Task details: Only a number is expected: how many lines in the data below contain the word "eldest".

Stored data:
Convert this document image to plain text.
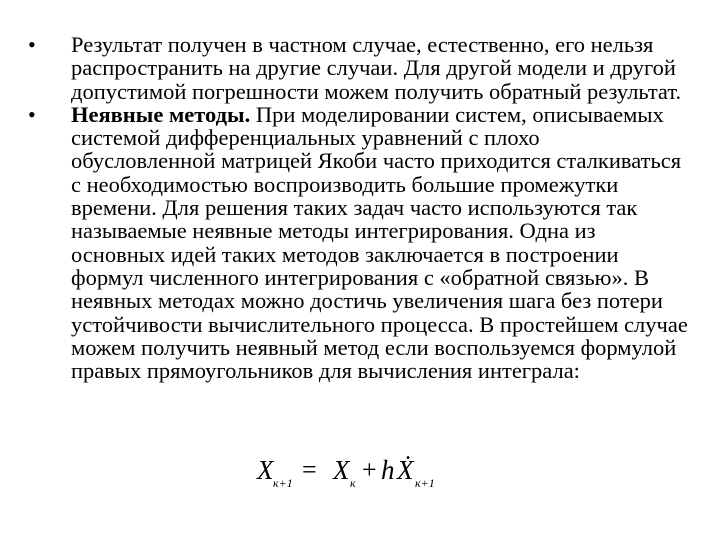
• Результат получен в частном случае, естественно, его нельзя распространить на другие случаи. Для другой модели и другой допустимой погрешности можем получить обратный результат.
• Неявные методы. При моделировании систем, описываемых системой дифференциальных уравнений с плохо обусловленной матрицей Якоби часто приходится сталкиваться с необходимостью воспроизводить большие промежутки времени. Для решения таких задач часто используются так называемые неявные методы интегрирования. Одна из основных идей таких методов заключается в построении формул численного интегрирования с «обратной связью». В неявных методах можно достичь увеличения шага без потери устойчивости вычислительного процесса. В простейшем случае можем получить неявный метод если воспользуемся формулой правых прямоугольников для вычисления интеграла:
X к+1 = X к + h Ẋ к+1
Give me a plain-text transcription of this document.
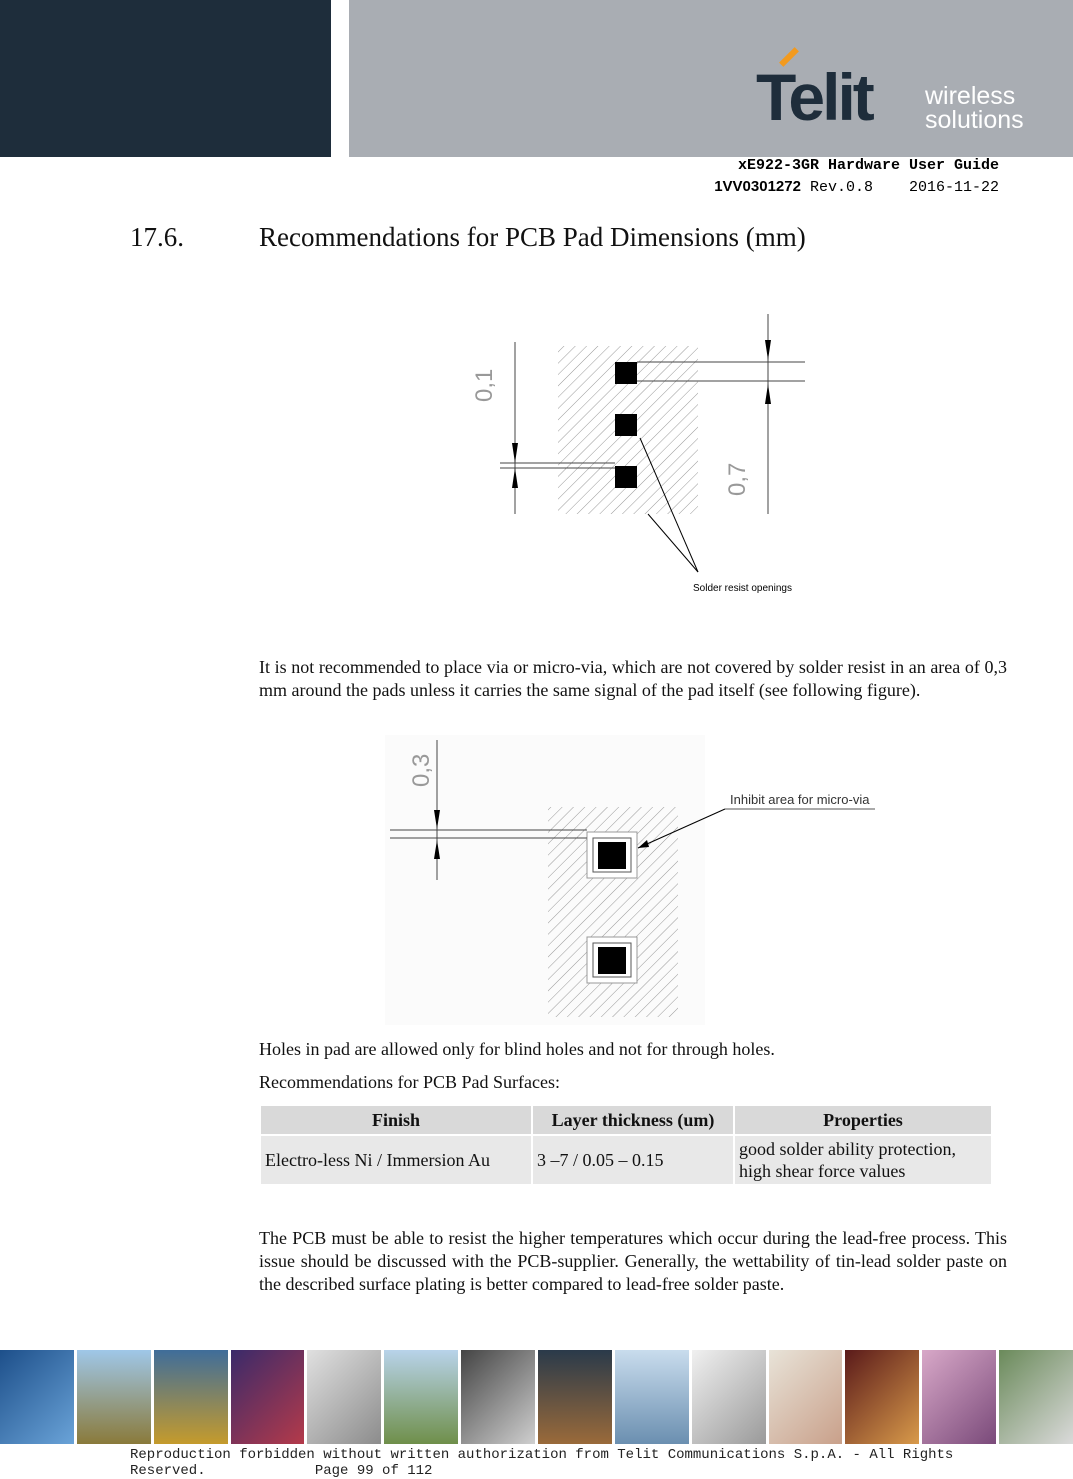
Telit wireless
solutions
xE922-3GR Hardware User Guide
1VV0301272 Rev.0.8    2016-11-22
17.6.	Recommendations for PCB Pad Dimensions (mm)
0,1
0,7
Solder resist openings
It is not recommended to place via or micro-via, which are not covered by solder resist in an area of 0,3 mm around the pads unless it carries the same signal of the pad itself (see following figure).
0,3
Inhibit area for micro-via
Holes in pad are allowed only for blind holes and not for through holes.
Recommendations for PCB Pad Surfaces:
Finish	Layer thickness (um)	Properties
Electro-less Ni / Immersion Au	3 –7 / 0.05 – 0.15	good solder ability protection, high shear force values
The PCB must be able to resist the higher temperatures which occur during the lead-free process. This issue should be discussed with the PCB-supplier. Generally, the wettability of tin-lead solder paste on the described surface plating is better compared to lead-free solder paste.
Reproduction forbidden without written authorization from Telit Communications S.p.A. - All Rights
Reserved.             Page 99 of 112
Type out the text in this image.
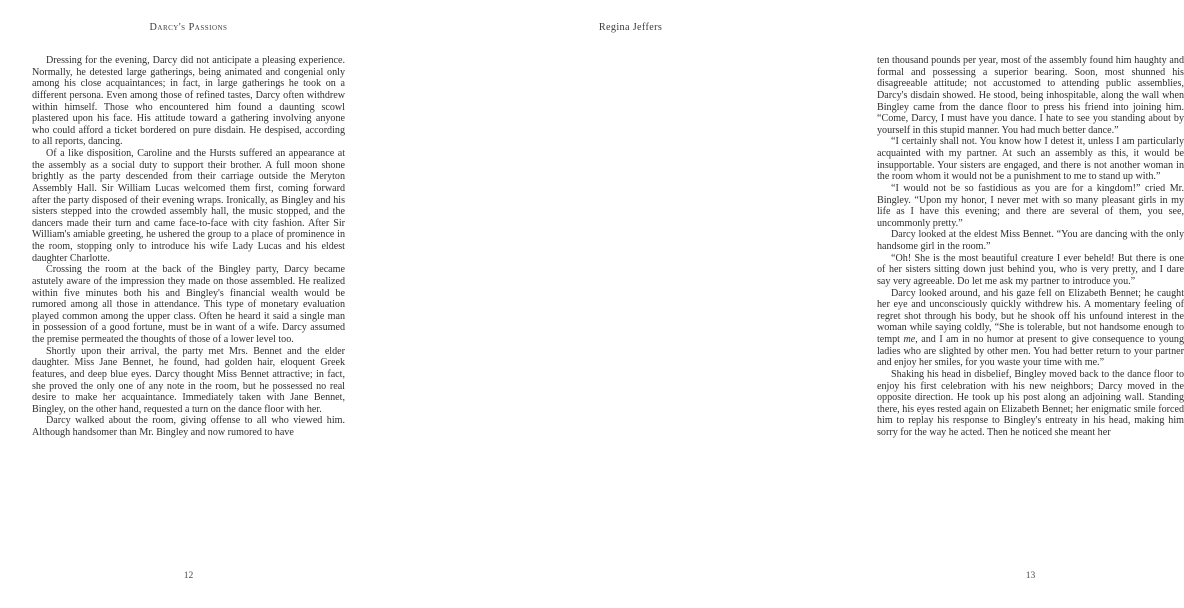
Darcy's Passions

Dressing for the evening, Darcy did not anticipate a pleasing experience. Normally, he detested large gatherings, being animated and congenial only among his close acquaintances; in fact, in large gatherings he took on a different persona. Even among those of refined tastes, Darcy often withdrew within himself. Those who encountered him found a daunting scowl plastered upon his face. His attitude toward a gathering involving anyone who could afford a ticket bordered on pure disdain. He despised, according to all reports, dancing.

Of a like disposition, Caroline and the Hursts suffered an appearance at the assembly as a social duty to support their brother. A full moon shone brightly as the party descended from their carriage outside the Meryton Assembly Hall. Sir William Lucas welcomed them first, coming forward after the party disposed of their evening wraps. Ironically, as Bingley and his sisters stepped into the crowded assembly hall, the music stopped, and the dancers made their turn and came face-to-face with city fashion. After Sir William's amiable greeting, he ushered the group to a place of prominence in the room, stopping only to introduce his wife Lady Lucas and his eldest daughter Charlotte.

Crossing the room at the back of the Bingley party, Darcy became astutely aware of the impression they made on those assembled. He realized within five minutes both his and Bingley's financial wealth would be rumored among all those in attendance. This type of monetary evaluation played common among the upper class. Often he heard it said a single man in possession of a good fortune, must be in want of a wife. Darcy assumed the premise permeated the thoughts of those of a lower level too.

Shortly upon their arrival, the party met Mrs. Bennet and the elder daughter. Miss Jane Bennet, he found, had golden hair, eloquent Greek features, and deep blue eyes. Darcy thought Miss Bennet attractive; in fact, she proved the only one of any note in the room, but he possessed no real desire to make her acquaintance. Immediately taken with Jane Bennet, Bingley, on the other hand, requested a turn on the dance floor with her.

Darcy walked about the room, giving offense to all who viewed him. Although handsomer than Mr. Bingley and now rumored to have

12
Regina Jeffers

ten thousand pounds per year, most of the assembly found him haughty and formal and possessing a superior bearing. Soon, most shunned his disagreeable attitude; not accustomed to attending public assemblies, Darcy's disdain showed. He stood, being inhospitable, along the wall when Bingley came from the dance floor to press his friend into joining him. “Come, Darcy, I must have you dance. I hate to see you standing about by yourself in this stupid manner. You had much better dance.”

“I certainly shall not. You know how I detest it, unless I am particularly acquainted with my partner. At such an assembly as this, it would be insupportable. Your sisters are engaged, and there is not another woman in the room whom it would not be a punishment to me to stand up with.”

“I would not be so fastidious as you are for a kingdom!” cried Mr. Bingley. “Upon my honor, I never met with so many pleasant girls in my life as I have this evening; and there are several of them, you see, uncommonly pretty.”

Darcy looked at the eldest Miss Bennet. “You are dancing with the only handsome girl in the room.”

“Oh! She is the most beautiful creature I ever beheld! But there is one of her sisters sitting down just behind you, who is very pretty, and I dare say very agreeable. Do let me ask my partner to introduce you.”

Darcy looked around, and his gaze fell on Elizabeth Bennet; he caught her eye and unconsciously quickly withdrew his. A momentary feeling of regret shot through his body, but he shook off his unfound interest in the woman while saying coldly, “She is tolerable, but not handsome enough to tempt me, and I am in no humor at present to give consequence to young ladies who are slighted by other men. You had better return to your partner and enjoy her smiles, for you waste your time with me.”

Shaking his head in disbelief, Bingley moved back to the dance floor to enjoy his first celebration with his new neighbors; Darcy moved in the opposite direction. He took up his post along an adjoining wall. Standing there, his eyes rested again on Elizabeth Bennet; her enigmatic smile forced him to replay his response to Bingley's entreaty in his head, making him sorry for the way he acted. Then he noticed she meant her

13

Finished task: 2